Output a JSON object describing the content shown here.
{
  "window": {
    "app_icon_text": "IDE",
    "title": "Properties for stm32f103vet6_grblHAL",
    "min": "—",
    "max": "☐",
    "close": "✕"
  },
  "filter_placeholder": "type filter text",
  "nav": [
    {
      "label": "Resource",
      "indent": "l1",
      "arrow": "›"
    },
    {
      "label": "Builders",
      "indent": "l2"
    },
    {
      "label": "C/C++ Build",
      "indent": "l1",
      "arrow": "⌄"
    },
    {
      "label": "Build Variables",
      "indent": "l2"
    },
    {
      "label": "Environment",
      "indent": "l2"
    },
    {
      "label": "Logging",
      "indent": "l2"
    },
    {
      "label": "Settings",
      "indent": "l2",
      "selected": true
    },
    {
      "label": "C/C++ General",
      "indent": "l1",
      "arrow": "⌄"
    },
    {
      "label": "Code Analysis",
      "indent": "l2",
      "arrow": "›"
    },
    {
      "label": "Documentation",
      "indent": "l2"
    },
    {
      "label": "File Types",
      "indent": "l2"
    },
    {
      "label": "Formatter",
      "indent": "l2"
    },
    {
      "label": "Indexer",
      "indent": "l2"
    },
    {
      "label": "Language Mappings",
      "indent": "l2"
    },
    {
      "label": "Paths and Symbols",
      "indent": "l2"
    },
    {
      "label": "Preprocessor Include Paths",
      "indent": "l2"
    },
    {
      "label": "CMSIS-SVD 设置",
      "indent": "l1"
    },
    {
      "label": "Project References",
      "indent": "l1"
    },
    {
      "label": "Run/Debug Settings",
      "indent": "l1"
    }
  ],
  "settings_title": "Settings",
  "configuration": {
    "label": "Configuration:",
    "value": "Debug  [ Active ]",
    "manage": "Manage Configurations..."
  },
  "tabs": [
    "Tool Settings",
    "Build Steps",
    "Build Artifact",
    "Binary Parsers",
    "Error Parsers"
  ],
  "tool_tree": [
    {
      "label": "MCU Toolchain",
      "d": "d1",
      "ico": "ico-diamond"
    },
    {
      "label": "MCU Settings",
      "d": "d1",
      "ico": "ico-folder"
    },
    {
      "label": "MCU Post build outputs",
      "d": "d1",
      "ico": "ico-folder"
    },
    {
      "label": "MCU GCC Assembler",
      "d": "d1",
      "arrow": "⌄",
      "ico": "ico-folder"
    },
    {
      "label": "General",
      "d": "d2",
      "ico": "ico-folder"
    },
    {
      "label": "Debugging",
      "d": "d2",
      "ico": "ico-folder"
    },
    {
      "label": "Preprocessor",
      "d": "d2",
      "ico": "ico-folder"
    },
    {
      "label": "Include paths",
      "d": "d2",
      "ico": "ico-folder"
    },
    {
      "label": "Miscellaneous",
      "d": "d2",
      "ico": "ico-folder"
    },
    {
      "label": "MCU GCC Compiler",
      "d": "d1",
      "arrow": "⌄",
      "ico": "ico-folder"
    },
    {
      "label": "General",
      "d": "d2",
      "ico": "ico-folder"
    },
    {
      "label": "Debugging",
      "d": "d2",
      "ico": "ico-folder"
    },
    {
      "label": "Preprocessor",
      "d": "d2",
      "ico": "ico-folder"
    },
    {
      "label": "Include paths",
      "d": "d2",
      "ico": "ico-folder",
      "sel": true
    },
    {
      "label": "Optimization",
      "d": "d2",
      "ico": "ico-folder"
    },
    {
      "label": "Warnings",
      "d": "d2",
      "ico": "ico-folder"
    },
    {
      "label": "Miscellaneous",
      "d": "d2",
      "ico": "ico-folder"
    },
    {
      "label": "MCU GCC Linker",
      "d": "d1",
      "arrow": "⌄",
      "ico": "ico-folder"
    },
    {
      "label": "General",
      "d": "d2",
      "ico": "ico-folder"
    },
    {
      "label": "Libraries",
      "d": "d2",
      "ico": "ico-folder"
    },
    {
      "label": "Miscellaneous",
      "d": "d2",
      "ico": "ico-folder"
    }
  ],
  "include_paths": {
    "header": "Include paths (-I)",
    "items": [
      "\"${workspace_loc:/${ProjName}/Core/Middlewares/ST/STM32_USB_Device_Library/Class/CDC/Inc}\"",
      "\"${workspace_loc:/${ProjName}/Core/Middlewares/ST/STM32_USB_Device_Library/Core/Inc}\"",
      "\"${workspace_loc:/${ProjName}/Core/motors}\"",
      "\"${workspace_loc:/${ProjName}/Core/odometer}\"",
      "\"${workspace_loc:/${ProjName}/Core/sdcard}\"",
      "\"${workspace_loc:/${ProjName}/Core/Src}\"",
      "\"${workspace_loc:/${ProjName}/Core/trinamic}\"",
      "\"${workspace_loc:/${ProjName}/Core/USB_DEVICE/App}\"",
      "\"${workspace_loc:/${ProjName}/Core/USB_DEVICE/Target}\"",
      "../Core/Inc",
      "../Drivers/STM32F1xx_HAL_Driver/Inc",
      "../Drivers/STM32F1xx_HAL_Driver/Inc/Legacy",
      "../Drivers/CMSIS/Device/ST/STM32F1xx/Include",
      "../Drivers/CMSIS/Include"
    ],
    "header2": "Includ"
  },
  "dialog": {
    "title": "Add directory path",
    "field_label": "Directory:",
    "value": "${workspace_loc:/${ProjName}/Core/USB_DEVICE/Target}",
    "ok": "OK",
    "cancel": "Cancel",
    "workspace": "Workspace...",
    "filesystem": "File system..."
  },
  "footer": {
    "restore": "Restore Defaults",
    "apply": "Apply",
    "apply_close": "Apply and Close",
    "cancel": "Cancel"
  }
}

THE REQUEST |
Of the lines in the records, determine how many contain the word "value", and report that number alone.

OUTPUT OF THE TASK |
2